**JOB**
Quote the data below in full, please, without altering anything.

....

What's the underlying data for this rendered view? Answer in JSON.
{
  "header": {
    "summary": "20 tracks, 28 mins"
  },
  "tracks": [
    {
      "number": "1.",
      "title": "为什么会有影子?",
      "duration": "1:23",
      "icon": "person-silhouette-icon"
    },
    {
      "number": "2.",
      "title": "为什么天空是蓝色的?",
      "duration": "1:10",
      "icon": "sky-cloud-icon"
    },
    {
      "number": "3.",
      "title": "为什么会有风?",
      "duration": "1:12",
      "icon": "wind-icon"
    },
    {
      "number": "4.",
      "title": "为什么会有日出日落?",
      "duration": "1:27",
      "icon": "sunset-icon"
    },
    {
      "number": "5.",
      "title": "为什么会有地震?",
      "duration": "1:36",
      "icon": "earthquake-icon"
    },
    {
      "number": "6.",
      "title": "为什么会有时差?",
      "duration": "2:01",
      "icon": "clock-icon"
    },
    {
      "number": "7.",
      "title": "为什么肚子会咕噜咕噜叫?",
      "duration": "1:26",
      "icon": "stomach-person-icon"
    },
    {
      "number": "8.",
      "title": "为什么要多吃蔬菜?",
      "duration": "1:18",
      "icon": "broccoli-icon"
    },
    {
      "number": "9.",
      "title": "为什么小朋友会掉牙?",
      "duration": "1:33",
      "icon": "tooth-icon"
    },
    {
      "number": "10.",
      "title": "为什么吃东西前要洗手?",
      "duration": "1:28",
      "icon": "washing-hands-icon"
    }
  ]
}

....

**ANSWER TO THIS PROBLEM**
What's the underlying data for this rendered view? Answer in JSON.
{
  "header": {
    "summary": "20 tracks, 28 mins"
  },
  "tracks": [
    {
      "number": "1.",
      "title": "为什么会有影子?",
      "duration": "1:23",
      "icon": "person-silhouette-icon"
    },
    {
      "number": "2.",
      "title": "为什么天空是蓝色的?",
      "duration": "1:10",
      "icon": "sky-cloud-icon"
    },
    {
      "number": "3.",
      "title": "为什么会有风?",
      "duration": "1:12",
      "icon": "wind-icon"
    },
    {
      "number": "4.",
      "title": "为什么会有日出日落?",
      "duration": "1:27",
      "icon": "sunset-icon"
    },
    {
      "number": "5.",
      "title": "为什么会有地震?",
      "duration": "1:36",
      "icon": "earthquake-icon"
    },
    {
      "number": "6.",
      "title": "为什么会有时差?",
      "duration": "2:01",
      "icon": "clock-icon"
    },
    {
      "number": "7.",
      "title": "为什么肚子会咕噜咕噜叫?",
      "duration": "1:26",
      "icon": "stomach-person-icon"
    },
    {
      "number": "8.",
      "title": "为什么要多吃蔬菜?",
      "duration": "1:18",
      "icon": "broccoli-icon"
    },
    {
      "number": "9.",
      "title": "为什么小朋友会掉牙?",
      "duration": "1:33",
      "icon": "tooth-icon"
    },
    {
      "number": "10.",
      "title": "为什么吃东西前要洗手?",
      "duration": "1:28",
      "icon": "washing-hands-icon"
    }
  ]
}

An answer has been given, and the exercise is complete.